## Stated problem
Lines containing the string "TERNAK" are to be counted; report the number and nothing more.

## Dataset records

>>>

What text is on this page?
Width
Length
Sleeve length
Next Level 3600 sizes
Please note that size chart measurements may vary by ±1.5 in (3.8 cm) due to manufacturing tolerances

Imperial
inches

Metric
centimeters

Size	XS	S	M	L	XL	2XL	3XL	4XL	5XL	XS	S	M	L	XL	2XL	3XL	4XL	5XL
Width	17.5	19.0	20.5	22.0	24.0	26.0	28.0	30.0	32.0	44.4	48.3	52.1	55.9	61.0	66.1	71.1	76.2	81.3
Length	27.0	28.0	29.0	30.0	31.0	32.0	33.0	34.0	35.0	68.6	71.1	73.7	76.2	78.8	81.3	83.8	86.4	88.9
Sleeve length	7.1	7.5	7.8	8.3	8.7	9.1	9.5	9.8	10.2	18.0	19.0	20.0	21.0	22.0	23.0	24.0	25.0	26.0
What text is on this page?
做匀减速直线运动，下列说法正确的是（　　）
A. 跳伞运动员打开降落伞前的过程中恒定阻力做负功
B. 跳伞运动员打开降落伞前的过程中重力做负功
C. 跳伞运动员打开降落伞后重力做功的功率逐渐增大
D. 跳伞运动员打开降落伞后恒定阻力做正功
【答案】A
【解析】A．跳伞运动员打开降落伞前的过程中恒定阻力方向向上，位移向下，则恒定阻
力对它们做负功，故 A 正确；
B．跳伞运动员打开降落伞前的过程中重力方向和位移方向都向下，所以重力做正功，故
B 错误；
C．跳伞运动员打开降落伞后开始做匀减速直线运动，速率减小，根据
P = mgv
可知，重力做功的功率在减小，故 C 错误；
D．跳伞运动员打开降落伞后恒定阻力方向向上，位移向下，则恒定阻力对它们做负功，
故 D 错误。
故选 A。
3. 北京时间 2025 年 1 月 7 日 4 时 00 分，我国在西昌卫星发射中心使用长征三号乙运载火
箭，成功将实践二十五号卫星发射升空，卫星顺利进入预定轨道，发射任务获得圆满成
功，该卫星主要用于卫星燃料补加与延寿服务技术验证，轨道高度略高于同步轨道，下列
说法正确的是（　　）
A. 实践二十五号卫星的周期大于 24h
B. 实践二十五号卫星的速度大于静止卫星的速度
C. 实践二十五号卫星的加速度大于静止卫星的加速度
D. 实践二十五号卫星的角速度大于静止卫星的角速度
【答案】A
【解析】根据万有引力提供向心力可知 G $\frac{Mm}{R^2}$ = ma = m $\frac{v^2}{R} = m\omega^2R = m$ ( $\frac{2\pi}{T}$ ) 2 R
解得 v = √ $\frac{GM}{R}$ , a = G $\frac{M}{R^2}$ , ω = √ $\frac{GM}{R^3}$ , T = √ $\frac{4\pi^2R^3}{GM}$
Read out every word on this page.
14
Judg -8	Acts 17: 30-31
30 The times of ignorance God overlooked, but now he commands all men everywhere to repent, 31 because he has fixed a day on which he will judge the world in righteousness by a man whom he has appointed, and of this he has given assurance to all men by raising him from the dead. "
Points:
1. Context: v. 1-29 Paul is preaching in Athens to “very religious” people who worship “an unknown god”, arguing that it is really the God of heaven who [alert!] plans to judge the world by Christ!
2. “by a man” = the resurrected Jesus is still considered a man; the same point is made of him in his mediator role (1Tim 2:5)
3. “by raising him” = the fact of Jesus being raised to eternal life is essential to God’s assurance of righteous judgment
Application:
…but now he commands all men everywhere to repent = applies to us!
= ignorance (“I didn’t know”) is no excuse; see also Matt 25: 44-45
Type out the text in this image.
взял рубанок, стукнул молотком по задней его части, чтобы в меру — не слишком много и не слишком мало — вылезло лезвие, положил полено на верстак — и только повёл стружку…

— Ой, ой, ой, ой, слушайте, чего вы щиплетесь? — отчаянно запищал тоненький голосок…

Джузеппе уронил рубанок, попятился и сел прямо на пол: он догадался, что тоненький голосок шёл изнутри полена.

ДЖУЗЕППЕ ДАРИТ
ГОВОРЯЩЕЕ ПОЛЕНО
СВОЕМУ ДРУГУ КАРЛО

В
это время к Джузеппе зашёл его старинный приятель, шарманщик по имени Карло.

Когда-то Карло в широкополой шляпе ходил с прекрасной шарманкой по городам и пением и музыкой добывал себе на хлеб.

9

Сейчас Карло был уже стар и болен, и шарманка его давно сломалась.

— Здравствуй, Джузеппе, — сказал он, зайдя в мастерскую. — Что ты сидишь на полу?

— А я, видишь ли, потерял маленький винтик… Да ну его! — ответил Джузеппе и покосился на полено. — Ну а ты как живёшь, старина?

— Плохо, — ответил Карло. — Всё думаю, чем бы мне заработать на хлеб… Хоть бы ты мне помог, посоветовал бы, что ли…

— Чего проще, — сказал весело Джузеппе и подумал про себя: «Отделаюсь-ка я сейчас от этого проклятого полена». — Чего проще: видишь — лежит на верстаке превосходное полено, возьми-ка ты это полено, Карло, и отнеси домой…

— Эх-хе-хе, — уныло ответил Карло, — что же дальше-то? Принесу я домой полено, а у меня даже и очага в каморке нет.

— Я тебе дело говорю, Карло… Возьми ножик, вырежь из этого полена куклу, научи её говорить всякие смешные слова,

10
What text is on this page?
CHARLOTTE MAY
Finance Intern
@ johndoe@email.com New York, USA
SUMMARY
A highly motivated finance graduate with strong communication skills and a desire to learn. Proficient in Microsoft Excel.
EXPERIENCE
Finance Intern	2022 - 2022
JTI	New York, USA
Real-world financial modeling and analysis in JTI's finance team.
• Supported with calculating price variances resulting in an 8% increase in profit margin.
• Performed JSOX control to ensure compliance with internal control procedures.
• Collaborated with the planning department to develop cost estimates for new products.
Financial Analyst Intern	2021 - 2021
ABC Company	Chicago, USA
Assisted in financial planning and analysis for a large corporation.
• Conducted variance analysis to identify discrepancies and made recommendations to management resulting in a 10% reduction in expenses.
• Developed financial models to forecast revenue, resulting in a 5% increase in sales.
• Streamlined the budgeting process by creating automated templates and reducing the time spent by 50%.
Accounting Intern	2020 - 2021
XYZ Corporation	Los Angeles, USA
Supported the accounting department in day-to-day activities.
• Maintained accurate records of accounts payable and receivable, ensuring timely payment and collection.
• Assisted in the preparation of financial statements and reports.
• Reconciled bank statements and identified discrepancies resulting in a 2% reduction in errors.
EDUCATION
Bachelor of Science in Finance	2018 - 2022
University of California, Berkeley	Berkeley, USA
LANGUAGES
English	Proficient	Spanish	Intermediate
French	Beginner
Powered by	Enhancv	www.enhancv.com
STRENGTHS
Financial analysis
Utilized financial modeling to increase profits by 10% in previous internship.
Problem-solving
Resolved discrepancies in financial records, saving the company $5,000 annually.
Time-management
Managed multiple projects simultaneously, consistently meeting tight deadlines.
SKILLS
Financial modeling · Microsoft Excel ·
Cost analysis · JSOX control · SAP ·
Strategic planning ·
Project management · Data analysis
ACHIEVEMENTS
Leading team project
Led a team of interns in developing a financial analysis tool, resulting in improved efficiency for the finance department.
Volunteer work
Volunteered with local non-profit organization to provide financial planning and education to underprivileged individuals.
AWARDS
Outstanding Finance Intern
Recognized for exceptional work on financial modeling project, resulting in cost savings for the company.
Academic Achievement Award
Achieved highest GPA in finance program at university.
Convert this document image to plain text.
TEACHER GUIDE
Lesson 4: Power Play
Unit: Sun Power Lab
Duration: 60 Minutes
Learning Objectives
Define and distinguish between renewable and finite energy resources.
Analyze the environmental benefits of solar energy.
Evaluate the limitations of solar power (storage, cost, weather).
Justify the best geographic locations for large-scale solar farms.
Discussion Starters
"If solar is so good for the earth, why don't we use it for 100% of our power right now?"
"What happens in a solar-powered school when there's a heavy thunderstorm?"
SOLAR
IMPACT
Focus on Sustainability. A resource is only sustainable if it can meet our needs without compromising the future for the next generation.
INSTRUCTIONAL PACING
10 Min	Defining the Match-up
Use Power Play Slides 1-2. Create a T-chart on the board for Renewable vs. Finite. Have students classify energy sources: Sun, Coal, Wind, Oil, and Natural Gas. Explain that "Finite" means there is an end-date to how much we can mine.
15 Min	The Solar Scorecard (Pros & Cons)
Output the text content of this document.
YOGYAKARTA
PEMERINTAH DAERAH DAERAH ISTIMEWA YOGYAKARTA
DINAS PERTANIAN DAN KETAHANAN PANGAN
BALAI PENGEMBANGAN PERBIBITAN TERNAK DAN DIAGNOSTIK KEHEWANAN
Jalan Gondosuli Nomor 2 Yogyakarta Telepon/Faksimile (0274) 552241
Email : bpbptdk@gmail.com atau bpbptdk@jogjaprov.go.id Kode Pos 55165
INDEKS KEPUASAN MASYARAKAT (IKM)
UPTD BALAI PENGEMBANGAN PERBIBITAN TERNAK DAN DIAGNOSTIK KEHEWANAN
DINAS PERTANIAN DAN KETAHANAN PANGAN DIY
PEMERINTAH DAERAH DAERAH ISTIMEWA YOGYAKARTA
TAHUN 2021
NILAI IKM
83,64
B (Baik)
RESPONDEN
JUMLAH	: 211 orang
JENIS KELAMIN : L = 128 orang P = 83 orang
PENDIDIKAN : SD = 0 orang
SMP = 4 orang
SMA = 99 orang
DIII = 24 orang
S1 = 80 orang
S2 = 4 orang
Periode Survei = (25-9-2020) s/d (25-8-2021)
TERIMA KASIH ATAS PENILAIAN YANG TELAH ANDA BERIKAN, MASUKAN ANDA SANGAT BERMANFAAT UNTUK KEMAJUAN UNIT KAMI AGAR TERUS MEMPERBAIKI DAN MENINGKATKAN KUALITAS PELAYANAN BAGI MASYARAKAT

<<<

## The output
2